* START *

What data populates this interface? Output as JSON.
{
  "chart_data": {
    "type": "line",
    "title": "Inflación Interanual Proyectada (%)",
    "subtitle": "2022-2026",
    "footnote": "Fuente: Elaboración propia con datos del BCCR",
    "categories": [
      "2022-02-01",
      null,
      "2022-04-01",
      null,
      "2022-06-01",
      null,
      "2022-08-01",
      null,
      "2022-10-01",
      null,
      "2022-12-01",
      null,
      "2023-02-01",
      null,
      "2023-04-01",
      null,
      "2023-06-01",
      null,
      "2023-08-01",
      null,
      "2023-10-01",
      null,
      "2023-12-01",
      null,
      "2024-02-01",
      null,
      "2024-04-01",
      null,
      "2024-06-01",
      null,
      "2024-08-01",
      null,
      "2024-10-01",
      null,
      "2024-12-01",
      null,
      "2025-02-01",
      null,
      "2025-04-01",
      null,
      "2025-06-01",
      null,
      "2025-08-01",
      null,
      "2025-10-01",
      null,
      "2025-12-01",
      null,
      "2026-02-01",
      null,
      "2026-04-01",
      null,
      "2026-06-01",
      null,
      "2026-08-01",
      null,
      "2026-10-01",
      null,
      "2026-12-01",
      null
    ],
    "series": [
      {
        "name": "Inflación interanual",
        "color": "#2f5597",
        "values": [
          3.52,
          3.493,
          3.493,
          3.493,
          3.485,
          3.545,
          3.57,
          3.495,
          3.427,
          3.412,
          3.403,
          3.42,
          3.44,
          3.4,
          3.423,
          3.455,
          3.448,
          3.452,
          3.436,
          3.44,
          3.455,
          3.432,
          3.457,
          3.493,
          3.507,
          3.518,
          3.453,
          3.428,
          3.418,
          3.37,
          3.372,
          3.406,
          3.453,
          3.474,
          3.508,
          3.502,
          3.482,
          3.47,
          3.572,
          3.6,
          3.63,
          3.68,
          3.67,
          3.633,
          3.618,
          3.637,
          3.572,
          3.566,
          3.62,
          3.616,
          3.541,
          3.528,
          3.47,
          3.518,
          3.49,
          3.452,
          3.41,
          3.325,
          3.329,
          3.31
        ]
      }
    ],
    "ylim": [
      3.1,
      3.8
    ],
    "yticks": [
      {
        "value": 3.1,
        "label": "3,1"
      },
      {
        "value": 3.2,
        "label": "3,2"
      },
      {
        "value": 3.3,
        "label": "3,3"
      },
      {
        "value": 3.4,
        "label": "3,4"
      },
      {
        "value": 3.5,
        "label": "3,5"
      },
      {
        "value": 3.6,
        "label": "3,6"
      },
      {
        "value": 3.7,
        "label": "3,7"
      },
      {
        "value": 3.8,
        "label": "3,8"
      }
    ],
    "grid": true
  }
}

* END *

• [PROBLEM DETAILS] Transcribe all of the entries without altering anything.

• [WRITTEN ANSWER]
What data populates this interface? Output as JSON.
{
  "chart_data": {
    "type": "line",
    "title": "Inflación Interanual Proyectada (%)",
    "subtitle": "2022-2026",
    "footnote": "Fuente: Elaboración propia con datos del BCCR",
    "categories": [
      "2022-02-01",
      null,
      "2022-04-01",
      null,
      "2022-06-01",
      null,
      "2022-08-01",
      null,
      "2022-10-01",
      null,
      "2022-12-01",
      null,
      "2023-02-01",
      null,
      "2023-04-01",
      null,
      "2023-06-01",
      null,
      "2023-08-01",
      null,
      "2023-10-01",
      null,
      "2023-12-01",
      null,
      "2024-02-01",
      null,
      "2024-04-01",
      null,
      "2024-06-01",
      null,
      "2024-08-01",
      null,
      "2024-10-01",
      null,
      "2024-12-01",
      null,
      "2025-02-01",
      null,
      "2025-04-01",
      null,
      "2025-06-01",
      null,
      "2025-08-01",
      null,
      "2025-10-01",
      null,
      "2025-12-01",
      null,
      "2026-02-01",
      null,
      "2026-04-01",
      null,
      "2026-06-01",
      null,
      "2026-08-01",
      null,
      "2026-10-01",
      null,
      "2026-12-01",
      null
    ],
    "series": [
      {
        "name": "Inflación interanual",
        "color": "#2f5597",
        "values": [
          3.52,
          3.493,
          3.493,
          3.493,
          3.485,
          3.545,
          3.57,
          3.495,
          3.427,
          3.412,
          3.403,
          3.42,
          3.44,
          3.4,
          3.423,
          3.455,
          3.448,
          3.452,
          3.436,
          3.44,
          3.455,
          3.432,
          3.457,
          3.493,
          3.507,
          3.518,
          3.453,
          3.428,
          3.418,
          3.37,
          3.372,
          3.406,
          3.453,
          3.474,
          3.508,
          3.502,
          3.482,
          3.47,
          3.572,
          3.6,
          3.63,
          3.68,
          3.67,
          3.633,
          3.618,
          3.637,
          3.572,
          3.566,
          3.62,
          3.616,
          3.541,
          3.528,
          3.47,
          3.518,
          3.49,
          3.452,
          3.41,
          3.325,
          3.329,
          3.31
        ]
      }
    ],
    "ylim": [
      3.1,
      3.8
    ],
    "yticks": [
      {
        "value": 3.1,
        "label": "3,1"
      },
      {
        "value": 3.2,
        "label": "3,2"
      },
      {
        "value": 3.3,
        "label": "3,3"
      },
      {
        "value": 3.4,
        "label": "3,4"
      },
      {
        "value": 3.5,
        "label": "3,5"
      },
      {
        "value": 3.6,
        "label": "3,6"
      },
      {
        "value": 3.7,
        "label": "3,7"
      },
      {
        "value": 3.8,
        "label": "3,8"
      }
    ],
    "grid": true
  }
}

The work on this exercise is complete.